DO THIS: Using the entries that follow, state how many lines contain the word "Asia". The response is that number and nothing more.

[Stored entries]
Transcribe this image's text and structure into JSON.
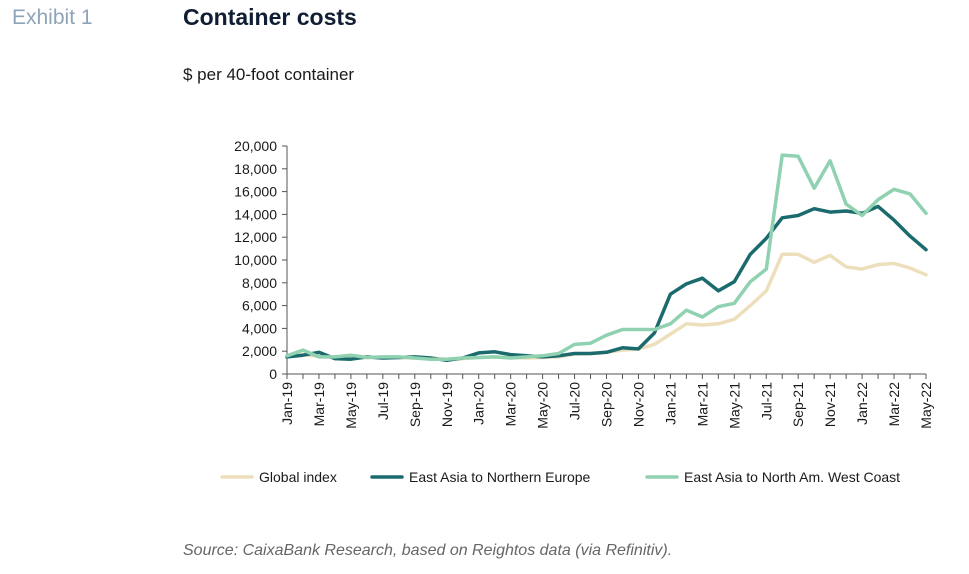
{
  "header": {
    "exhibit": "Exhibit 1",
    "title": "Container costs",
    "subtitle": "$ per 40-foot container"
  },
  "footer": {
    "source": "Source: CaixaBank Research, based on Reightos data (via Refinitiv)."
  },
  "colors": {
    "global": "#eedfbc",
    "northern_europe": "#1b6b6e",
    "north_am": "#8fd1b0",
    "axis": "#555555"
  },
  "chart_data": {
    "type": "line",
    "title": "Container costs",
    "ylabel": "",
    "xlabel": "",
    "ylim": [
      0,
      20000
    ],
    "yticks": [
      0,
      2000,
      4000,
      6000,
      8000,
      10000,
      12000,
      14000,
      16000,
      18000,
      20000
    ],
    "ytick_labels": [
      "0",
      "2,000",
      "4,000",
      "6,000",
      "8,000",
      "10,000",
      "12,000",
      "14,000",
      "16,000",
      "18,000",
      "20,000"
    ],
    "grid": false,
    "legend_position": "bottom",
    "x": [
      "Jan-19",
      "Feb-19",
      "Mar-19",
      "Apr-19",
      "May-19",
      "Jun-19",
      "Jul-19",
      "Aug-19",
      "Sep-19",
      "Oct-19",
      "Nov-19",
      "Dec-19",
      "Jan-20",
      "Feb-20",
      "Mar-20",
      "Apr-20",
      "May-20",
      "Jun-20",
      "Jul-20",
      "Aug-20",
      "Sep-20",
      "Oct-20",
      "Nov-20",
      "Dec-20",
      "Jan-21",
      "Feb-21",
      "Mar-21",
      "Apr-21",
      "May-21",
      "Jun-21",
      "Jul-21",
      "Aug-21",
      "Sep-21",
      "Oct-21",
      "Nov-21",
      "Dec-21",
      "Jan-22",
      "Feb-22",
      "Mar-22",
      "Apr-22",
      "May-22"
    ],
    "xtick_labels": [
      "Jan-19",
      "",
      "Mar-19",
      "",
      "May-19",
      "",
      "Jul-19",
      "",
      "Sep-19",
      "",
      "Nov-19",
      "",
      "Jan-20",
      "",
      "Mar-20",
      "",
      "May-20",
      "",
      "Jul-20",
      "",
      "Sep-20",
      "",
      "Nov-20",
      "",
      "Jan-21",
      "",
      "Mar-21",
      "",
      "May-21",
      "",
      "Jul-21",
      "",
      "Sep-21",
      "",
      "Nov-21",
      "",
      "Jan-22",
      "",
      "Mar-22",
      "",
      "May-22"
    ],
    "series": [
      {
        "name": "Global index",
        "color": "#eedfbc",
        "values": [
          1500,
          1700,
          1550,
          1450,
          1400,
          1450,
          1450,
          1450,
          1400,
          1400,
          1300,
          1350,
          1450,
          1500,
          1450,
          1400,
          1450,
          1500,
          1750,
          1800,
          1900,
          2100,
          2200,
          2600,
          3500,
          4400,
          4300,
          4400,
          4800,
          6000,
          7300,
          10500,
          10500,
          9800,
          10400,
          9400,
          9200,
          9600,
          9700,
          9300,
          8700
        ]
      },
      {
        "name": "East Asia to Northern Europe",
        "color": "#1b6b6e",
        "values": [
          1500,
          1650,
          1900,
          1350,
          1300,
          1500,
          1400,
          1450,
          1500,
          1400,
          1200,
          1400,
          1850,
          1950,
          1700,
          1600,
          1500,
          1600,
          1800,
          1800,
          1900,
          2300,
          2200,
          3600,
          7000,
          7900,
          8400,
          7300,
          8100,
          10500,
          11900,
          13700,
          13900,
          14500,
          14200,
          14300,
          14100,
          14700,
          13500,
          12100,
          10900
        ]
      },
      {
        "name": "East Asia to North Am. West Coast",
        "color": "#8fd1b0",
        "values": [
          1600,
          2100,
          1500,
          1500,
          1650,
          1450,
          1500,
          1500,
          1400,
          1300,
          1300,
          1400,
          1450,
          1500,
          1400,
          1500,
          1600,
          1800,
          2600,
          2700,
          3400,
          3900,
          3900,
          3900,
          4400,
          5600,
          5000,
          5900,
          6200,
          8100,
          9200,
          19200,
          19100,
          16300,
          18700,
          14900,
          13900,
          15300,
          16200,
          15800,
          14100
        ]
      }
    ]
  }
}
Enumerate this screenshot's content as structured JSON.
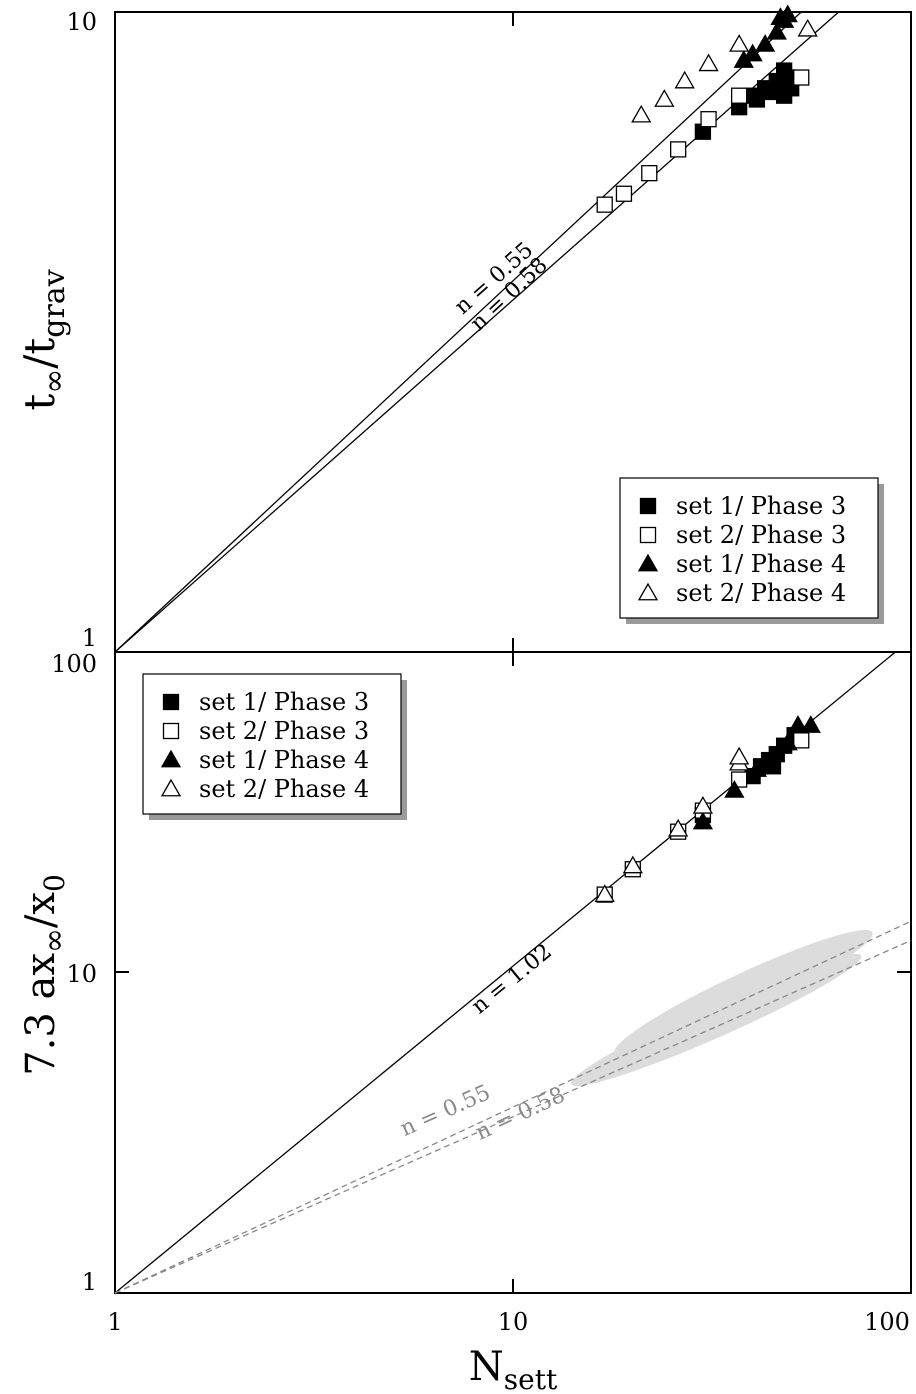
{
  "chart_data": [
    {
      "type": "scatter",
      "panel": "top",
      "ylabel_main": "t",
      "ylabel_sub1": "∞",
      "ylabel_mid": "/t",
      "ylabel_sub2": "grav",
      "xscale": "log",
      "yscale": "log",
      "xlim": [
        1,
        100
      ],
      "ylim": [
        1,
        10
      ],
      "y_ticks": [
        "1",
        "10"
      ],
      "fit_lines": [
        {
          "label": "n = 0.58",
          "exponent": 0.58,
          "style": "solid"
        },
        {
          "label": "n = 0.55",
          "exponent": 0.55,
          "style": "solid"
        }
      ],
      "legend_position": "lower-right",
      "series": [
        {
          "name": "set 1/ Phase 3",
          "marker": "filled-square",
          "points": [
            [
              30,
              6.5
            ],
            [
              37,
              7.1
            ],
            [
              40,
              7.4
            ],
            [
              41,
              7.3
            ],
            [
              43,
              7.6
            ],
            [
              44,
              7.5
            ],
            [
              46,
              7.8
            ],
            [
              47,
              7.7
            ],
            [
              48,
              8.1
            ],
            [
              49,
              7.9
            ],
            [
              50,
              7.6
            ],
            [
              48,
              7.4
            ]
          ]
        },
        {
          "name": "set 2/ Phase 3",
          "marker": "open-square",
          "points": [
            [
              17,
              5.0
            ],
            [
              19,
              5.2
            ],
            [
              22,
              5.6
            ],
            [
              26,
              6.1
            ],
            [
              31,
              6.8
            ],
            [
              37,
              7.4
            ],
            [
              53,
              7.9
            ]
          ]
        },
        {
          "name": "set 1/ Phase 4",
          "marker": "filled-triangle",
          "points": [
            [
              38,
              8.4
            ],
            [
              40,
              8.6
            ],
            [
              43,
              8.9
            ],
            [
              46,
              9.3
            ],
            [
              48,
              9.7
            ],
            [
              49,
              9.9
            ],
            [
              47,
              9.8
            ]
          ]
        },
        {
          "name": "set 2/ Phase 4",
          "marker": "open-triangle",
          "points": [
            [
              21,
              6.9
            ],
            [
              24,
              7.3
            ],
            [
              27,
              7.8
            ],
            [
              31,
              8.3
            ],
            [
              37,
              8.9
            ],
            [
              55,
              9.4
            ]
          ]
        }
      ]
    },
    {
      "type": "scatter",
      "panel": "bottom",
      "ylabel_main": "7.3 ax",
      "ylabel_sub1": "∞",
      "ylabel_mid": "/x",
      "ylabel_sub2": "0",
      "xlabel_main": "N",
      "xlabel_sub": "sett",
      "xscale": "log",
      "yscale": "log",
      "xlim": [
        1,
        100
      ],
      "ylim": [
        1,
        100
      ],
      "x_ticks": [
        "1",
        "10",
        "100"
      ],
      "y_ticks": [
        "1",
        "10",
        "100"
      ],
      "fit_lines": [
        {
          "label": "n = 1.02",
          "exponent": 1.02,
          "style": "solid"
        },
        {
          "label": "n = 0.58",
          "exponent": 0.58,
          "style": "dashed"
        },
        {
          "label": "n = 0.55",
          "exponent": 0.55,
          "style": "dashed"
        }
      ],
      "shaded_regions": 2,
      "legend_position": "top-left",
      "series": [
        {
          "name": "set 1/ Phase 3",
          "marker": "filled-square",
          "points": [
            [
              30,
              31
            ],
            [
              40,
              41
            ],
            [
              42,
              44
            ],
            [
              44,
              46
            ],
            [
              46,
              48
            ],
            [
              48,
              51
            ],
            [
              51,
              55
            ],
            [
              45,
              44
            ]
          ]
        },
        {
          "name": "set 2/ Phase 3",
          "marker": "open-square",
          "points": [
            [
              17,
              17.5
            ],
            [
              20,
              21
            ],
            [
              26,
              27.5
            ],
            [
              30,
              32
            ],
            [
              37,
              40
            ],
            [
              53,
              53
            ]
          ]
        },
        {
          "name": "set 1/ Phase 4",
          "marker": "filled-triangle",
          "points": [
            [
              30,
              29.5
            ],
            [
              36,
              37
            ],
            [
              41,
              43
            ],
            [
              43,
              45
            ],
            [
              49,
              52
            ],
            [
              52,
              59
            ],
            [
              56,
              59
            ]
          ]
        },
        {
          "name": "set 2/ Phase 4",
          "marker": "open-triangle",
          "points": [
            [
              17,
              17.5
            ],
            [
              20,
              21.5
            ],
            [
              26,
              28
            ],
            [
              30,
              33
            ],
            [
              37,
              45
            ],
            [
              37,
              47
            ]
          ]
        }
      ]
    }
  ]
}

EXERCISE RESULT: 2